WHAT YOU SHOULD DO:
Make an exact copy of all the material below, apart from the pictures.

-------- RECORDS FOR THIS TASK --------

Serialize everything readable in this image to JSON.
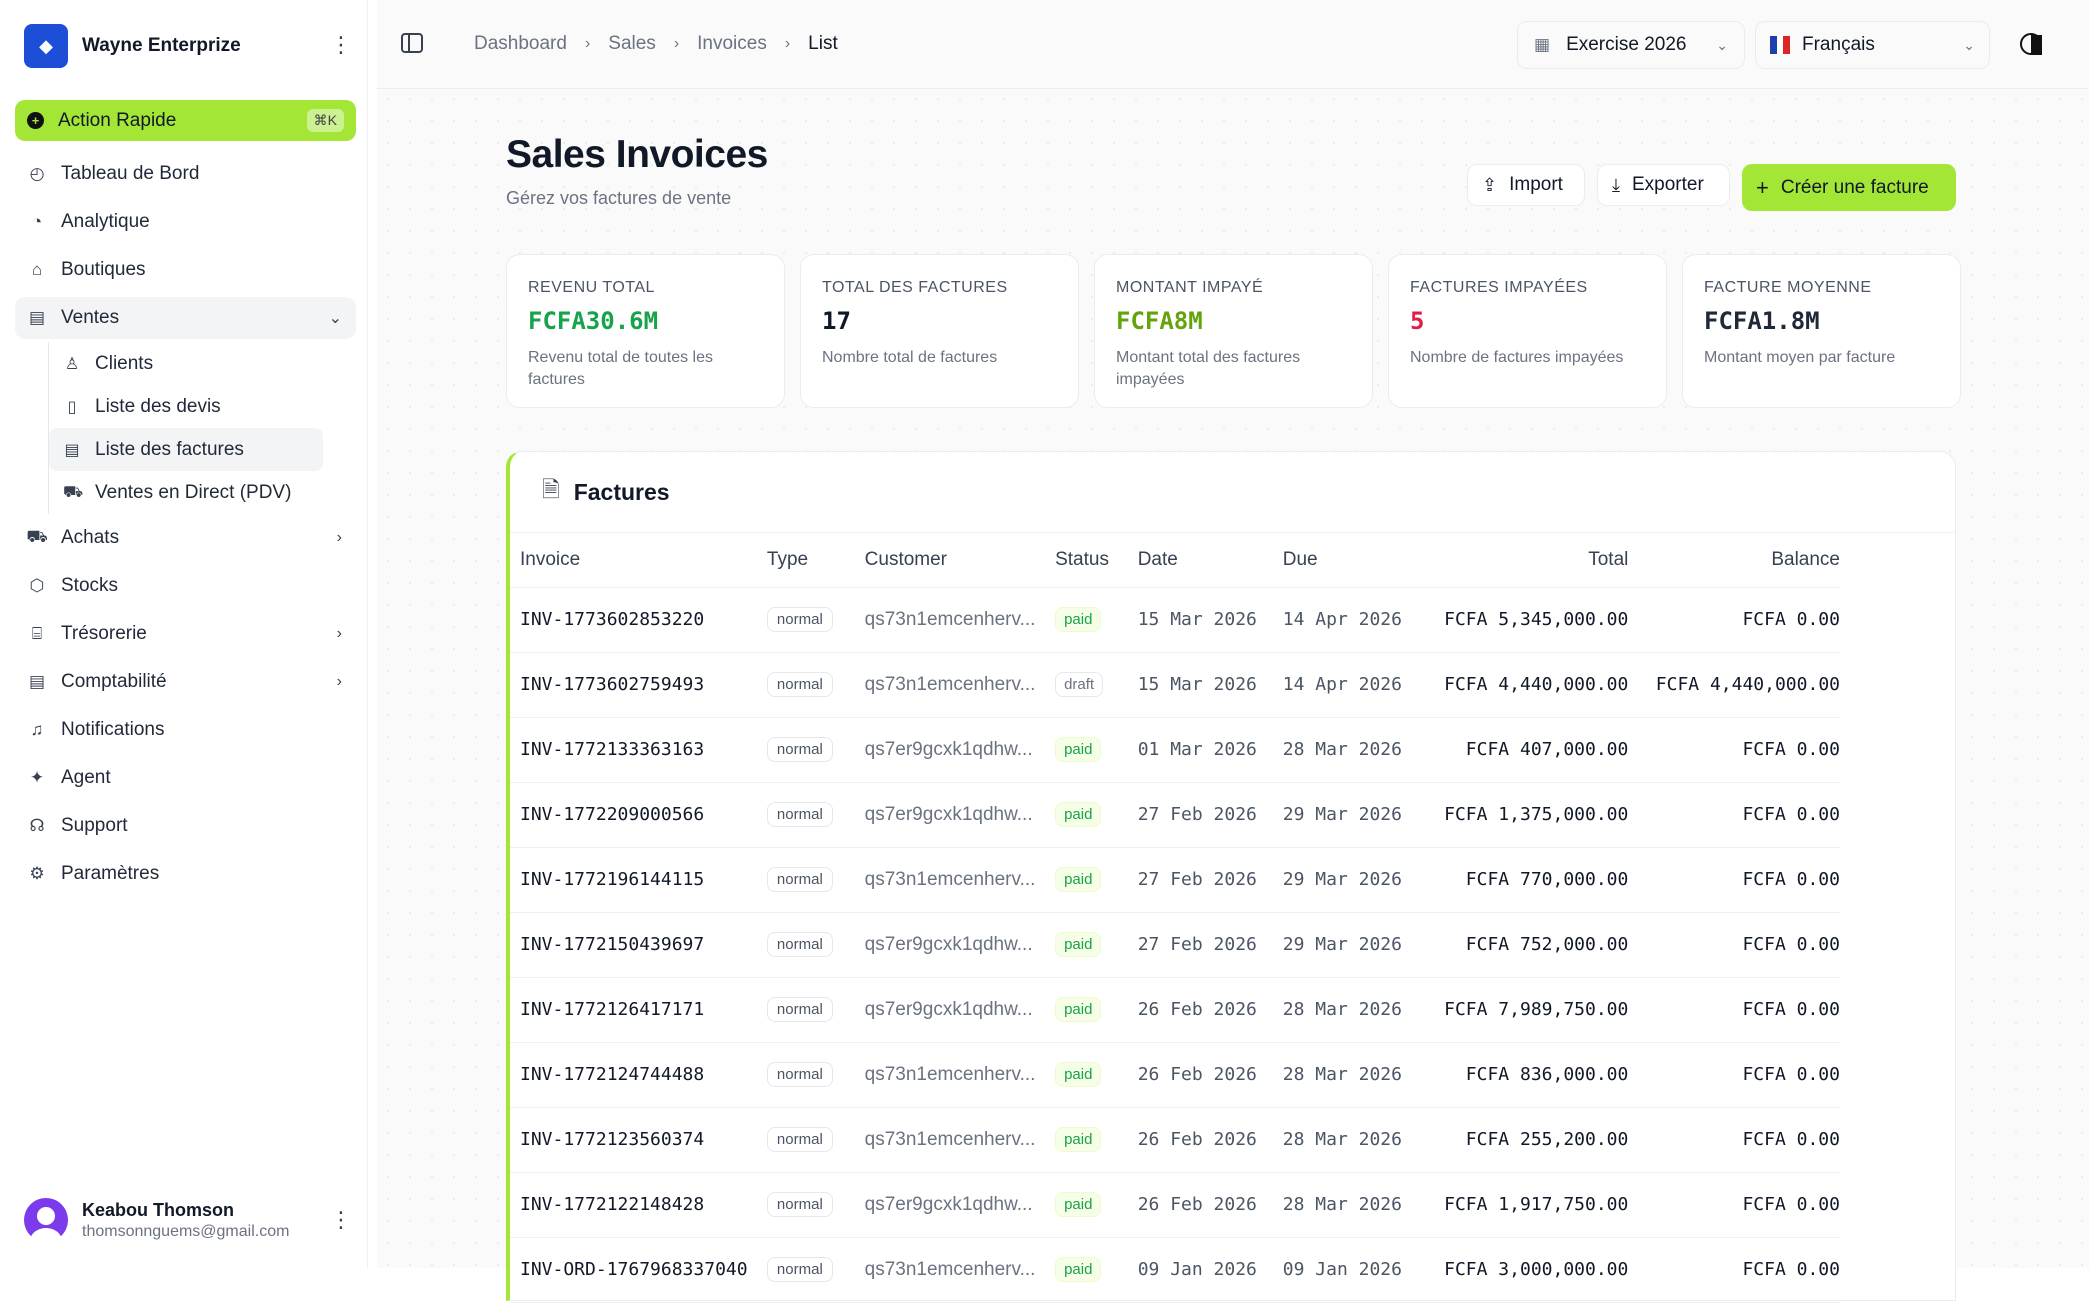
{
  "brand": {
    "name": "Wayne Enterprize"
  },
  "quick_action": {
    "label": "Action Rapide",
    "shortcut": "⌘K"
  },
  "nav": {
    "dashboard": "Tableau de Bord",
    "analytics": "Analytique",
    "shops": "Boutiques",
    "sales": "Ventes",
    "sales_sub": {
      "clients": "Clients",
      "quotes": "Liste des devis",
      "invoices": "Liste des factures",
      "pos": "Ventes en Direct (PDV)"
    },
    "purchases": "Achats",
    "stocks": "Stocks",
    "treasury": "Trésorerie",
    "accounting": "Comptabilité",
    "notifications": "Notifications",
    "agent": "Agent",
    "support": "Support",
    "settings": "Paramètres"
  },
  "user": {
    "name": "Keabou Thomson",
    "email": "thomsonnguems@gmail.com"
  },
  "breadcrumb": [
    "Dashboard",
    "Sales",
    "Invoices",
    "List"
  ],
  "exercise": "Exercise 2026",
  "language": "Français",
  "page": {
    "title": "Sales Invoices",
    "subtitle": "Gérez vos factures de vente"
  },
  "actions": {
    "import": "Import",
    "export": "Exporter",
    "create": "Créer une facture"
  },
  "stats": [
    {
      "label": "REVENU TOTAL",
      "value": "FCFA30.6M",
      "desc": "Revenu total de toutes les factures",
      "color": "#16a34a"
    },
    {
      "label": "TOTAL DES FACTURES",
      "value": "17",
      "desc": "Nombre total de factures",
      "color": "#111827"
    },
    {
      "label": "MONTANT IMPAYÉ",
      "value": "FCFA8M",
      "desc": "Montant total des factures impayées",
      "color": "#65a30d"
    },
    {
      "label": "FACTURES IMPAYÉES",
      "value": "5",
      "desc": "Nombre de factures impayées",
      "color": "#e11d48"
    },
    {
      "label": "FACTURE MOYENNE",
      "value": "FCFA1.8M",
      "desc": "Montant moyen par facture",
      "color": "#1f2937"
    }
  ],
  "invoices_card": {
    "title": "Factures",
    "columns": [
      "Invoice",
      "Type",
      "Customer",
      "Status",
      "Date",
      "Due",
      "Total",
      "Balance"
    ],
    "rows": [
      {
        "invoice": "INV-1773602853220",
        "type": "normal",
        "customer": "qs73n1emcenherv...",
        "status": "paid",
        "date": "15 Mar 2026",
        "due": "14 Apr 2026",
        "total": "FCFA 5,345,000.00",
        "balance": "FCFA 0.00"
      },
      {
        "invoice": "INV-1773602759493",
        "type": "normal",
        "customer": "qs73n1emcenherv...",
        "status": "draft",
        "date": "15 Mar 2026",
        "due": "14 Apr 2026",
        "total": "FCFA 4,440,000.00",
        "balance": "FCFA 4,440,000.00"
      },
      {
        "invoice": "INV-1772133363163",
        "type": "normal",
        "customer": "qs7er9gcxk1qdhw...",
        "status": "paid",
        "date": "01 Mar 2026",
        "due": "28 Mar 2026",
        "total": "FCFA 407,000.00",
        "balance": "FCFA 0.00"
      },
      {
        "invoice": "INV-1772209000566",
        "type": "normal",
        "customer": "qs7er9gcxk1qdhw...",
        "status": "paid",
        "date": "27 Feb 2026",
        "due": "29 Mar 2026",
        "total": "FCFA 1,375,000.00",
        "balance": "FCFA 0.00"
      },
      {
        "invoice": "INV-1772196144115",
        "type": "normal",
        "customer": "qs73n1emcenherv...",
        "status": "paid",
        "date": "27 Feb 2026",
        "due": "29 Mar 2026",
        "total": "FCFA 770,000.00",
        "balance": "FCFA 0.00"
      },
      {
        "invoice": "INV-1772150439697",
        "type": "normal",
        "customer": "qs7er9gcxk1qdhw...",
        "status": "paid",
        "date": "27 Feb 2026",
        "due": "29 Mar 2026",
        "total": "FCFA 752,000.00",
        "balance": "FCFA 0.00"
      },
      {
        "invoice": "INV-1772126417171",
        "type": "normal",
        "customer": "qs7er9gcxk1qdhw...",
        "status": "paid",
        "date": "26 Feb 2026",
        "due": "28 Mar 2026",
        "total": "FCFA 7,989,750.00",
        "balance": "FCFA 0.00"
      },
      {
        "invoice": "INV-1772124744488",
        "type": "normal",
        "customer": "qs73n1emcenherv...",
        "status": "paid",
        "date": "26 Feb 2026",
        "due": "28 Mar 2026",
        "total": "FCFA 836,000.00",
        "balance": "FCFA 0.00"
      },
      {
        "invoice": "INV-1772123560374",
        "type": "normal",
        "customer": "qs73n1emcenherv...",
        "status": "paid",
        "date": "26 Feb 2026",
        "due": "28 Mar 2026",
        "total": "FCFA 255,200.00",
        "balance": "FCFA 0.00"
      },
      {
        "invoice": "INV-1772122148428",
        "type": "normal",
        "customer": "qs7er9gcxk1qdhw...",
        "status": "paid",
        "date": "26 Feb 2026",
        "due": "28 Mar 2026",
        "total": "FCFA 1,917,750.00",
        "balance": "FCFA 0.00"
      },
      {
        "invoice": "INV-ORD-1767968337040",
        "type": "normal",
        "customer": "qs73n1emcenherv...",
        "status": "paid",
        "date": "09 Jan 2026",
        "due": "09 Jan 2026",
        "total": "FCFA 3,000,000.00",
        "balance": "FCFA 0.00"
      }
    ]
  },
  "colors": {
    "accent": "#a3e635",
    "paid": "#16a34a",
    "brand": "#1d4ed8"
  }
}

--------

RESPONSE TO THE EXERCISE:
Serialize everything readable in this image to JSON.
{
  "brand": {
    "name": "Wayne Enterprize"
  },
  "quick_action": {
    "label": "Action Rapide",
    "shortcut": "⌘K"
  },
  "nav": {
    "dashboard": "Tableau de Bord",
    "analytics": "Analytique",
    "shops": "Boutiques",
    "sales": "Ventes",
    "sales_sub": {
      "clients": "Clients",
      "quotes": "Liste des devis",
      "invoices": "Liste des factures",
      "pos": "Ventes en Direct (PDV)"
    },
    "purchases": "Achats",
    "stocks": "Stocks",
    "treasury": "Trésorerie",
    "accounting": "Comptabilité",
    "notifications": "Notifications",
    "agent": "Agent",
    "support": "Support",
    "settings": "Paramètres"
  },
  "user": {
    "name": "Keabou Thomson",
    "email": "thomsonnguems@gmail.com"
  },
  "breadcrumb": [
    "Dashboard",
    "Sales",
    "Invoices",
    "List"
  ],
  "exercise": "Exercise 2026",
  "language": "Français",
  "page": {
    "title": "Sales Invoices",
    "subtitle": "Gérez vos factures de vente"
  },
  "actions": {
    "import": "Import",
    "export": "Exporter",
    "create": "Créer une facture"
  },
  "stats": [
    {
      "label": "REVENU TOTAL",
      "value": "FCFA30.6M",
      "desc": "Revenu total de toutes les factures",
      "color": "#16a34a"
    },
    {
      "label": "TOTAL DES FACTURES",
      "value": "17",
      "desc": "Nombre total de factures",
      "color": "#111827"
    },
    {
      "label": "MONTANT IMPAYÉ",
      "value": "FCFA8M",
      "desc": "Montant total des factures impayées",
      "color": "#65a30d"
    },
    {
      "label": "FACTURES IMPAYÉES",
      "value": "5",
      "desc": "Nombre de factures impayées",
      "color": "#e11d48"
    },
    {
      "label": "FACTURE MOYENNE",
      "value": "FCFA1.8M",
      "desc": "Montant moyen par facture",
      "color": "#1f2937"
    }
  ],
  "invoices_card": {
    "title": "Factures",
    "columns": [
      "Invoice",
      "Type",
      "Customer",
      "Status",
      "Date",
      "Due",
      "Total",
      "Balance"
    ],
    "rows": [
      {
        "invoice": "INV-1773602853220",
        "type": "normal",
        "customer": "qs73n1emcenherv...",
        "status": "paid",
        "date": "15 Mar 2026",
        "due": "14 Apr 2026",
        "total": "FCFA 5,345,000.00",
        "balance": "FCFA 0.00"
      },
      {
        "invoice": "INV-1773602759493",
        "type": "normal",
        "customer": "qs73n1emcenherv...",
        "status": "draft",
        "date": "15 Mar 2026",
        "due": "14 Apr 2026",
        "total": "FCFA 4,440,000.00",
        "balance": "FCFA 4,440,000.00"
      },
      {
        "invoice": "INV-1772133363163",
        "type": "normal",
        "customer": "qs7er9gcxk1qdhw...",
        "status": "paid",
        "date": "01 Mar 2026",
        "due": "28 Mar 2026",
        "total": "FCFA 407,000.00",
        "balance": "FCFA 0.00"
      },
      {
        "invoice": "INV-1772209000566",
        "type": "normal",
        "customer": "qs7er9gcxk1qdhw...",
        "status": "paid",
        "date": "27 Feb 2026",
        "due": "29 Mar 2026",
        "total": "FCFA 1,375,000.00",
        "balance": "FCFA 0.00"
      },
      {
        "invoice": "INV-1772196144115",
        "type": "normal",
        "customer": "qs73n1emcenherv...",
        "status": "paid",
        "date": "27 Feb 2026",
        "due": "29 Mar 2026",
        "total": "FCFA 770,000.00",
        "balance": "FCFA 0.00"
      },
      {
        "invoice": "INV-1772150439697",
        "type": "normal",
        "customer": "qs7er9gcxk1qdhw...",
        "status": "paid",
        "date": "27 Feb 2026",
        "due": "29 Mar 2026",
        "total": "FCFA 752,000.00",
        "balance": "FCFA 0.00"
      },
      {
        "invoice": "INV-1772126417171",
        "type": "normal",
        "customer": "qs7er9gcxk1qdhw...",
        "status": "paid",
        "date": "26 Feb 2026",
        "due": "28 Mar 2026",
        "total": "FCFA 7,989,750.00",
        "balance": "FCFA 0.00"
      },
      {
        "invoice": "INV-1772124744488",
        "type": "normal",
        "customer": "qs73n1emcenherv...",
        "status": "paid",
        "date": "26 Feb 2026",
        "due": "28 Mar 2026",
        "total": "FCFA 836,000.00",
        "balance": "FCFA 0.00"
      },
      {
        "invoice": "INV-1772123560374",
        "type": "normal",
        "customer": "qs73n1emcenherv...",
        "status": "paid",
        "date": "26 Feb 2026",
        "due": "28 Mar 2026",
        "total": "FCFA 255,200.00",
        "balance": "FCFA 0.00"
      },
      {
        "invoice": "INV-1772122148428",
        "type": "normal",
        "customer": "qs7er9gcxk1qdhw...",
        "status": "paid",
        "date": "26 Feb 2026",
        "due": "28 Mar 2026",
        "total": "FCFA 1,917,750.00",
        "balance": "FCFA 0.00"
      },
      {
        "invoice": "INV-ORD-1767968337040",
        "type": "normal",
        "customer": "qs73n1emcenherv...",
        "status": "paid",
        "date": "09 Jan 2026",
        "due": "09 Jan 2026",
        "total": "FCFA 3,000,000.00",
        "balance": "FCFA 0.00"
      }
    ]
  },
  "colors": {
    "accent": "#a3e635",
    "paid": "#16a34a",
    "brand": "#1d4ed8"
  }
}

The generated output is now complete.